(Excerpt from a dataset)
┄┄┄┄┄┄┄┄┄┄

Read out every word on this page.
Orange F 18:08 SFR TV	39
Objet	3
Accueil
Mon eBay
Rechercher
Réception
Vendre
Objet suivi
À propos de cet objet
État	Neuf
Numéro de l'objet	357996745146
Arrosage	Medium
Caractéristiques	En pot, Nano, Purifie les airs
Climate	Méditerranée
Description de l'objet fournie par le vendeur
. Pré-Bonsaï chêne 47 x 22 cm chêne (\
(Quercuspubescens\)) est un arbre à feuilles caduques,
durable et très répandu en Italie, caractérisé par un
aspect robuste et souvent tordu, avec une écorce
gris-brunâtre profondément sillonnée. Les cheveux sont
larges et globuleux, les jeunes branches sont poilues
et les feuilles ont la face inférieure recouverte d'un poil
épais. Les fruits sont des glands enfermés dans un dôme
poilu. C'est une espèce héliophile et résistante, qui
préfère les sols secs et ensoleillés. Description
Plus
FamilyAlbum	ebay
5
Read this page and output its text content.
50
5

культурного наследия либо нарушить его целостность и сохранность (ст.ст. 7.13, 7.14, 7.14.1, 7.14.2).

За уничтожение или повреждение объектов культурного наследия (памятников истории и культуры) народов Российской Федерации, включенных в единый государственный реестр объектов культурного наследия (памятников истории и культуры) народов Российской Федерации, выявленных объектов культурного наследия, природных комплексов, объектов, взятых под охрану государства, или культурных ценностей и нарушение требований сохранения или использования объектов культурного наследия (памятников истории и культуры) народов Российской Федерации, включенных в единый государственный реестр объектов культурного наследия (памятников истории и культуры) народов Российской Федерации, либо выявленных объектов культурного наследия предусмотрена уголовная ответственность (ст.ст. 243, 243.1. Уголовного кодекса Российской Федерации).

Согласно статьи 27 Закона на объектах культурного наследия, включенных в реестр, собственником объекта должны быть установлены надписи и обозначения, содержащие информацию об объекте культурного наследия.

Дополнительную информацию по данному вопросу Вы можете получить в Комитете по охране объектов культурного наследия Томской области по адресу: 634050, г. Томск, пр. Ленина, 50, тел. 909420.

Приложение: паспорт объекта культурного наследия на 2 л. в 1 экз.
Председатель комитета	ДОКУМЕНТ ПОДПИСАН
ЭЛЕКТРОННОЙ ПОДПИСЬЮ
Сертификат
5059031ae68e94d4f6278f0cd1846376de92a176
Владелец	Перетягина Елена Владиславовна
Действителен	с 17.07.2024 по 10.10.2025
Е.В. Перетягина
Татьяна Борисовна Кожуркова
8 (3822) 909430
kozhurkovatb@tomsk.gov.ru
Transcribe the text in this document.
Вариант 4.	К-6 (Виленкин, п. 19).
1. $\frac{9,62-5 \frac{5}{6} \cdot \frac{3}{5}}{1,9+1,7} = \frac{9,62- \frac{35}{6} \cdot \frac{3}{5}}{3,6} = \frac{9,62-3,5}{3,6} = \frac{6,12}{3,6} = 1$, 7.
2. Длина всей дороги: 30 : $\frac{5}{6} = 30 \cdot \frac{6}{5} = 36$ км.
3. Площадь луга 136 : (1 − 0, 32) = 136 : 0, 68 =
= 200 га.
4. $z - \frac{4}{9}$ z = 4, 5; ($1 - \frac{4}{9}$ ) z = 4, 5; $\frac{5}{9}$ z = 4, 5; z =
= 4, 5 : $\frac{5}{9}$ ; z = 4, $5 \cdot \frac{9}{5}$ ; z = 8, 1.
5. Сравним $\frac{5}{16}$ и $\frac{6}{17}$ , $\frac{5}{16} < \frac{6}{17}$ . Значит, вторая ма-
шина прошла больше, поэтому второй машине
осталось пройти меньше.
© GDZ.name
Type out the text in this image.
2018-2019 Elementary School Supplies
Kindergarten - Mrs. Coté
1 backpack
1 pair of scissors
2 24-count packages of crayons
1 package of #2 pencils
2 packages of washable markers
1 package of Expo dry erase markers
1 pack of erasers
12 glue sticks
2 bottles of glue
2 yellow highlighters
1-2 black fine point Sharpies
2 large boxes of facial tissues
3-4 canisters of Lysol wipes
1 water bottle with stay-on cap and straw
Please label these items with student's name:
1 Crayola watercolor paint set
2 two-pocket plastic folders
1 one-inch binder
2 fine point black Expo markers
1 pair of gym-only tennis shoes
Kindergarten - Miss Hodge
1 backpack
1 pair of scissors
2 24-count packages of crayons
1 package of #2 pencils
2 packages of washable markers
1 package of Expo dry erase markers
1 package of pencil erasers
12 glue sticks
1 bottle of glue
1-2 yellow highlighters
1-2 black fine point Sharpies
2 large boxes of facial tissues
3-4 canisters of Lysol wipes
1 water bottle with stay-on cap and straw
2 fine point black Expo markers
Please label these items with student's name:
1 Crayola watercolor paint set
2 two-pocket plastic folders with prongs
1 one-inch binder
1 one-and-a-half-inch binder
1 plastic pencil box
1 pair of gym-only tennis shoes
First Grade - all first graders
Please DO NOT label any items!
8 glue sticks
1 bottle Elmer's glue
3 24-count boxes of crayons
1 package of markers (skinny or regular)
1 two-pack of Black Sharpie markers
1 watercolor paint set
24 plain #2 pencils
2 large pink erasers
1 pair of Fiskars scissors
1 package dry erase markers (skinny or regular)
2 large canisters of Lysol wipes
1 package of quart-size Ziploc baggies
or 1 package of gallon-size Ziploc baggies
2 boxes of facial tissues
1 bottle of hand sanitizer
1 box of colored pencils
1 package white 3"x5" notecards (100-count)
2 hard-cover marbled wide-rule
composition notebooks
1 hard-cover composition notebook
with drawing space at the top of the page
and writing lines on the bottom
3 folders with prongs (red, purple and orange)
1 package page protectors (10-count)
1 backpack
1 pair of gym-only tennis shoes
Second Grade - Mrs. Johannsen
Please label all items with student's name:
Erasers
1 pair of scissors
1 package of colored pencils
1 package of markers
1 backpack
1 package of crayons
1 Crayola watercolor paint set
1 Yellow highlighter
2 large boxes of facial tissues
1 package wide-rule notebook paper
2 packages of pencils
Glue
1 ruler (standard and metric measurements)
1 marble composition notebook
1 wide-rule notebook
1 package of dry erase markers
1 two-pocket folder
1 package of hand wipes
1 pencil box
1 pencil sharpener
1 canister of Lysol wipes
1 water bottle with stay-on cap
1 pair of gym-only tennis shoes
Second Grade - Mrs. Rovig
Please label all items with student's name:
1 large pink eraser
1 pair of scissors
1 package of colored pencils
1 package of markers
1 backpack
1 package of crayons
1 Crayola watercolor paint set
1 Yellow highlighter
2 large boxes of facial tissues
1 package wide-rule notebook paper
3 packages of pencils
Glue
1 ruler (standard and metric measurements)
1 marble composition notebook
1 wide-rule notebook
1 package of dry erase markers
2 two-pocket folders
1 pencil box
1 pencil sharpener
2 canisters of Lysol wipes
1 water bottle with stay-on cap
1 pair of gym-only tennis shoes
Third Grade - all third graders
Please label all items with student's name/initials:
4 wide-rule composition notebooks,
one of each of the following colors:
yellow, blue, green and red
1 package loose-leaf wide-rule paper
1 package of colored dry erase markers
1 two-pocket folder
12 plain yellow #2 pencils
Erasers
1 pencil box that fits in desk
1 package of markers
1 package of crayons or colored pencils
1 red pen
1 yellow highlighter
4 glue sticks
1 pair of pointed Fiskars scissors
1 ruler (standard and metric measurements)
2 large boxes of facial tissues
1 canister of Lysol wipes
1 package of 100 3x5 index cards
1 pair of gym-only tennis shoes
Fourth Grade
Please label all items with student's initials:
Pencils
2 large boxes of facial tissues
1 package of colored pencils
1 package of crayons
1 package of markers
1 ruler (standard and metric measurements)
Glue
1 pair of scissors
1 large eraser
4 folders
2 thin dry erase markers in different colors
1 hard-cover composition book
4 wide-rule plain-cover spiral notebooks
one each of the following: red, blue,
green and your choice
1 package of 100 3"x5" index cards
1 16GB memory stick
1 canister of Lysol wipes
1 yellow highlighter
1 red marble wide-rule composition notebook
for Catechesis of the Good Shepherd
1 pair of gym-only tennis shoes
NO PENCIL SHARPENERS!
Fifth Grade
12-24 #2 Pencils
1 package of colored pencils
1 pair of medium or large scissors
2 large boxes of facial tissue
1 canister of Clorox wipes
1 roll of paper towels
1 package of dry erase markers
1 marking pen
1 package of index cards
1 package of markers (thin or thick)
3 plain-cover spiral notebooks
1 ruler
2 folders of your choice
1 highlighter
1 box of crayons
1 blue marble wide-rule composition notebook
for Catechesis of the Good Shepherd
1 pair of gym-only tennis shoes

┄┄┄┄┄┄┄┄┄┄

In the material above, find the lines that contain "sticks" and show them.

**COMPLETE RESPONSE**:
12 glue sticks
12 glue sticks
8 glue sticks
4 glue sticks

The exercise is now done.